Set problem:
Report the count of lines that carry the string "this", and add nothing.

(Rows from a dataset)
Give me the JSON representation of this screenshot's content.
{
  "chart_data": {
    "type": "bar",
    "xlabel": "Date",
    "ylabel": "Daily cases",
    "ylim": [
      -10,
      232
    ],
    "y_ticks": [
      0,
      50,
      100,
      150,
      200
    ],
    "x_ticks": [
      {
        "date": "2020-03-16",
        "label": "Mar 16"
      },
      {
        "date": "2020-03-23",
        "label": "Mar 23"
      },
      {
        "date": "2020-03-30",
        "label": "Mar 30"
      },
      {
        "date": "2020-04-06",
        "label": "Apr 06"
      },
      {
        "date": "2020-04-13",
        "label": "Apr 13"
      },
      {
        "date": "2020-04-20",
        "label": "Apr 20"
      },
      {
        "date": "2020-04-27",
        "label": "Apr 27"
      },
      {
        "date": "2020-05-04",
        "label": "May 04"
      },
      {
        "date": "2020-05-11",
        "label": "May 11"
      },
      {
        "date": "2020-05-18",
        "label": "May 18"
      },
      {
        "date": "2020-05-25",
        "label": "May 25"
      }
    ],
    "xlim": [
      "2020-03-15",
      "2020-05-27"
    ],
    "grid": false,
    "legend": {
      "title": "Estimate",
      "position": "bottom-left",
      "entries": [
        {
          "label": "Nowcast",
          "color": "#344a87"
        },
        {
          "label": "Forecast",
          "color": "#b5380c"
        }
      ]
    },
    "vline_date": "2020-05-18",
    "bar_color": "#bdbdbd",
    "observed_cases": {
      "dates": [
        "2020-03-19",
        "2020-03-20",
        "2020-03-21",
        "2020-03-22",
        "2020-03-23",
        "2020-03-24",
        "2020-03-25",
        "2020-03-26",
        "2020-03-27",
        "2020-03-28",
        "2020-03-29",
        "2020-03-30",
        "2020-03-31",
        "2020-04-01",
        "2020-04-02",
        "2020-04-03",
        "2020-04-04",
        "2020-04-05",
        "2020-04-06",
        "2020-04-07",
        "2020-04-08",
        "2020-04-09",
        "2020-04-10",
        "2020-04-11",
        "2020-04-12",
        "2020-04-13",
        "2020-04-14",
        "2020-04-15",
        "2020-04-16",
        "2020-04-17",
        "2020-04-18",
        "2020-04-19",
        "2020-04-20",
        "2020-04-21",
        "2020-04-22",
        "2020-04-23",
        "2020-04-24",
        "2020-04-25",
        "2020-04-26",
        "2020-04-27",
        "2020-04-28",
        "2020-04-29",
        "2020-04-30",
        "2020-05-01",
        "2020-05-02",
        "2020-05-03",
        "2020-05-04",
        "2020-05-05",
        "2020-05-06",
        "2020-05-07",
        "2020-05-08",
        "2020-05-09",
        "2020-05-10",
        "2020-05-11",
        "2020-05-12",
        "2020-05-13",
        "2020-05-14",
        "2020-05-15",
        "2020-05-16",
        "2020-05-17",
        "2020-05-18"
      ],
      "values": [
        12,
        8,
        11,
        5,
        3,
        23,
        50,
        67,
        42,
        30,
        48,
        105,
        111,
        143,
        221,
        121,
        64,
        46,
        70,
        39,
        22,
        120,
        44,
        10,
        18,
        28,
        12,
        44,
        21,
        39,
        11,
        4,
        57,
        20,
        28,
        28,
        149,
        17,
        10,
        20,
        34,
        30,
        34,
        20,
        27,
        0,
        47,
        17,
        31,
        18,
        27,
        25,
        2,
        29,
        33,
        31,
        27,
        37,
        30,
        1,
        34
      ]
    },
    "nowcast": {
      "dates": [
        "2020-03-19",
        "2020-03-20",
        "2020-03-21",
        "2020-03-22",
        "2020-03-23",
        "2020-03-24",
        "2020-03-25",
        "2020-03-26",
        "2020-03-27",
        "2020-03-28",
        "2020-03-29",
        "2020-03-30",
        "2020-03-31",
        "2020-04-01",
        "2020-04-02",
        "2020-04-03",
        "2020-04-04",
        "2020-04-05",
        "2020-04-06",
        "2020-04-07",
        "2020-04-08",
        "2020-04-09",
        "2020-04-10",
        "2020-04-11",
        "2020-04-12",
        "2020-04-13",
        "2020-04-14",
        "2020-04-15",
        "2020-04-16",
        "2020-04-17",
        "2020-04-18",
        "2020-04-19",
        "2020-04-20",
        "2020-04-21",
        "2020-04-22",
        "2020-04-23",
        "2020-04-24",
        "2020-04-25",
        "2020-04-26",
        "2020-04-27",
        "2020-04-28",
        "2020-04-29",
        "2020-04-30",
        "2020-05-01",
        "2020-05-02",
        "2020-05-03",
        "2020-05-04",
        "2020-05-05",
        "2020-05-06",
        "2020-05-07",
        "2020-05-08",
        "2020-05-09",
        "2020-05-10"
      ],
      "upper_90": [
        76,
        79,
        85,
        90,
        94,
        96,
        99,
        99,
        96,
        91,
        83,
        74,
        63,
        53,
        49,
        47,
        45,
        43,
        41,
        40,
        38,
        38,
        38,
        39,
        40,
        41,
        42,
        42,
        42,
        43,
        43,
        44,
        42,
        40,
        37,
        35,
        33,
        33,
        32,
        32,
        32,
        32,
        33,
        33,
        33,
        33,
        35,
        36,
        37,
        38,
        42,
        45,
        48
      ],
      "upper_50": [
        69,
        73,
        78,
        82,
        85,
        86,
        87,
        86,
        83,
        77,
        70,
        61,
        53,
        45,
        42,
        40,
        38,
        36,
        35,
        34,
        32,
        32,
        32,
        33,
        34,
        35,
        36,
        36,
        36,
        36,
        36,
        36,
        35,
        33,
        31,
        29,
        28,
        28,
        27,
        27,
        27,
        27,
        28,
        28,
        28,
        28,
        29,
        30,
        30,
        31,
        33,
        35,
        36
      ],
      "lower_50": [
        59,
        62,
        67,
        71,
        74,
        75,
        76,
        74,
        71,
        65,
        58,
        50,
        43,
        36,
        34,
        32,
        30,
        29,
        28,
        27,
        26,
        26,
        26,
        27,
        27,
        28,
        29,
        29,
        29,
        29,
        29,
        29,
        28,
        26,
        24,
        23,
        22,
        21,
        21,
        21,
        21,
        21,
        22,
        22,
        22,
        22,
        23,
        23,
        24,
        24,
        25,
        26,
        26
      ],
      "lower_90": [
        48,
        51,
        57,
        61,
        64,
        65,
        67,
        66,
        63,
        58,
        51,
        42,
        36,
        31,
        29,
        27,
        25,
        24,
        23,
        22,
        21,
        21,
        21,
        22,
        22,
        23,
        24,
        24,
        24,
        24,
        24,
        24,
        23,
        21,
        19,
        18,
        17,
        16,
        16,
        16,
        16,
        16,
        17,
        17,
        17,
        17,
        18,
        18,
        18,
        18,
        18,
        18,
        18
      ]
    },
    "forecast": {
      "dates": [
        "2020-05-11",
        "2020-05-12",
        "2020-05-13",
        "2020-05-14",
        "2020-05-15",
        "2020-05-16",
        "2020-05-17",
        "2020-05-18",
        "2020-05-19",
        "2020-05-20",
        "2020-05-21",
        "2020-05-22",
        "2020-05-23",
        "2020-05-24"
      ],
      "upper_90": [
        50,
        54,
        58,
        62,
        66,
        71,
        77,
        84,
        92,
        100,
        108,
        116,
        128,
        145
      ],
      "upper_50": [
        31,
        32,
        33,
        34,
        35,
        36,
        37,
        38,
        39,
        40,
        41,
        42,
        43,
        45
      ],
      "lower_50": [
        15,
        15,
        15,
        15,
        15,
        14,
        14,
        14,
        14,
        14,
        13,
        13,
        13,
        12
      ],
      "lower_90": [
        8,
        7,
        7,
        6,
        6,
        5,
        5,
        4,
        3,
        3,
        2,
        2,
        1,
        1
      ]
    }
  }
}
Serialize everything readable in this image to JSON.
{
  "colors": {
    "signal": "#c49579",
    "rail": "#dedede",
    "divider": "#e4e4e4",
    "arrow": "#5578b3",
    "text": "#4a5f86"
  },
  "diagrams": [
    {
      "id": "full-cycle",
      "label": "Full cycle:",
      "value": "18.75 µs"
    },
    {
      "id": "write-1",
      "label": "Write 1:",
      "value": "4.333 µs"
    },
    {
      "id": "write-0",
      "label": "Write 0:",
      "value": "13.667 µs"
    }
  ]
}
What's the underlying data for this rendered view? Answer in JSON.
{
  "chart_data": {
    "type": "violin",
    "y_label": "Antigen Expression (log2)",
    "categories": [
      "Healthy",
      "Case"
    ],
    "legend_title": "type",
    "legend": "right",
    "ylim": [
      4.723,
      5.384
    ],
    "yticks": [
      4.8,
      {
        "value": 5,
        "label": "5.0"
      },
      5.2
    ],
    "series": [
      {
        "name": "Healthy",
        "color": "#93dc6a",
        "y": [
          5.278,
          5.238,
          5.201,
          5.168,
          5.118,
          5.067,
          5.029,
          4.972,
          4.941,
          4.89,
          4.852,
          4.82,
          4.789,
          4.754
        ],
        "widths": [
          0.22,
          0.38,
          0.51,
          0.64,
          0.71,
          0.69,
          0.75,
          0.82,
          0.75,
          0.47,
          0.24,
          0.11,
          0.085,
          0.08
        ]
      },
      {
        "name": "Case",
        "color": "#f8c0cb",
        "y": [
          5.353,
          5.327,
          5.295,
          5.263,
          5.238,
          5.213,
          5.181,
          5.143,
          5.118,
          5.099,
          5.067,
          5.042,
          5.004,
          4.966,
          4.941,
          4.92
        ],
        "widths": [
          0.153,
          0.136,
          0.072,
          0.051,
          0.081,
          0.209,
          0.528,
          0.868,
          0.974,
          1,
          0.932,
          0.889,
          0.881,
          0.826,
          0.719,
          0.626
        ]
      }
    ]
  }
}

Written reply:
3